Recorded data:
** begin **
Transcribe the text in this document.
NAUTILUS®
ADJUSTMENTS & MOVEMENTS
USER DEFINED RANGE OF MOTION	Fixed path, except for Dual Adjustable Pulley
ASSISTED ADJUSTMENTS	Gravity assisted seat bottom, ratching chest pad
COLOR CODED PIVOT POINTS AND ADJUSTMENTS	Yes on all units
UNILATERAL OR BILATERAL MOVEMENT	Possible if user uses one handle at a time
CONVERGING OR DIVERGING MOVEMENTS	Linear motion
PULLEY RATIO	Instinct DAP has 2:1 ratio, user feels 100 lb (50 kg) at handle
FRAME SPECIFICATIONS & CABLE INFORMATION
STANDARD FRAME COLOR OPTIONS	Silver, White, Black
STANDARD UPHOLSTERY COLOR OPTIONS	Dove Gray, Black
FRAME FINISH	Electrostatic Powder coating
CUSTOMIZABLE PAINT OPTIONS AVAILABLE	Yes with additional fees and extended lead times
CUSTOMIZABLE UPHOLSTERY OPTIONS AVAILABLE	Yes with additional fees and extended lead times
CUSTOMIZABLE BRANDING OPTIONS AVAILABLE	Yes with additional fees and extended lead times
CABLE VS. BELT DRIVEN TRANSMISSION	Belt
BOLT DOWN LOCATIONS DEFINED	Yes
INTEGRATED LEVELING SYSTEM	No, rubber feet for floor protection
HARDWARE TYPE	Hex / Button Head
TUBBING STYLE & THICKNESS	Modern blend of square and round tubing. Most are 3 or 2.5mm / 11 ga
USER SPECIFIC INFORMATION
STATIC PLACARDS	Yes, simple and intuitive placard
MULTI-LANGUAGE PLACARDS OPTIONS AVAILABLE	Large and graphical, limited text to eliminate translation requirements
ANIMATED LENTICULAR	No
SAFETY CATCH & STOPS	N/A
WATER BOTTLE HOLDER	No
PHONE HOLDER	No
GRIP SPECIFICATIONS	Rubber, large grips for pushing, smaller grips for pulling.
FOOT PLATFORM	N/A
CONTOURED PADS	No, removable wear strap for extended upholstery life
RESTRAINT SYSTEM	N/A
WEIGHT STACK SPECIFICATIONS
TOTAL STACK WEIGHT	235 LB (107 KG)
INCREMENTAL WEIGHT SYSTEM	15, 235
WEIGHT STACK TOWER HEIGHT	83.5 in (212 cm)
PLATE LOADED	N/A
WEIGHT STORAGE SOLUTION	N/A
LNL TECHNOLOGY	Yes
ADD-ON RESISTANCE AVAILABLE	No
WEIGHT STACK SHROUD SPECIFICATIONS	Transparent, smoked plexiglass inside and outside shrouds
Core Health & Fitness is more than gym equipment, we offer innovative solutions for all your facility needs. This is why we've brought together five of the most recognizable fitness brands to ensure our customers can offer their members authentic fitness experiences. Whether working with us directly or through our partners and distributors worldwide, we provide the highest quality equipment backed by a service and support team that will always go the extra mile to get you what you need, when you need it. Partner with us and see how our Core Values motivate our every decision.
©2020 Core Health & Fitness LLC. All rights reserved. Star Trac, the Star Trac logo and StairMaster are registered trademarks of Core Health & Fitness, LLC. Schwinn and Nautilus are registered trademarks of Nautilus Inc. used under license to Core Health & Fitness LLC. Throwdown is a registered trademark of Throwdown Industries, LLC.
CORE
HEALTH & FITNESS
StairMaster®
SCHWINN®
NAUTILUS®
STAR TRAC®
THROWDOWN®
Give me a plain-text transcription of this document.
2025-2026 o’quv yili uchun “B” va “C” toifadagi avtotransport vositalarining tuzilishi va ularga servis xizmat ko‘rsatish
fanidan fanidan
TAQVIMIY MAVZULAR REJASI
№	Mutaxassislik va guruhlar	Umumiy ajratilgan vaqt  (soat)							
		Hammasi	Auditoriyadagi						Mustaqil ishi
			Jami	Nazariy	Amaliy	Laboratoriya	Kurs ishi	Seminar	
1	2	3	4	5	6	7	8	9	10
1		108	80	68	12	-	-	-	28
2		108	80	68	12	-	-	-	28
** end **
* **GOAL OF THE EXERCISE**
Send back exactly the lines from the line with "Give me a plain-text" through the end of the records.

* **THE RESPONSE**
Give me a plain-text transcription of this document.
2025-2026 o’quv yili uchun “B” va “C” toifadagi avtotransport vositalarining tuzilishi va ularga servis xizmat ko‘rsatish
fanidan fanidan
TAQVIMIY MAVZULAR REJASI
№	Mutaxassislik va guruhlar	Umumiy ajratilgan vaqt  (soat)							
		Hammasi	Auditoriyadagi						Mustaqil ishi
			Jami	Nazariy	Amaliy	Laboratoriya	Kurs ishi	Seminar	
1	2	3	4	5	6	7	8	9	10
1		108	80	68	12	-	-	-	28
2		108	80	68	12	-	-	-	28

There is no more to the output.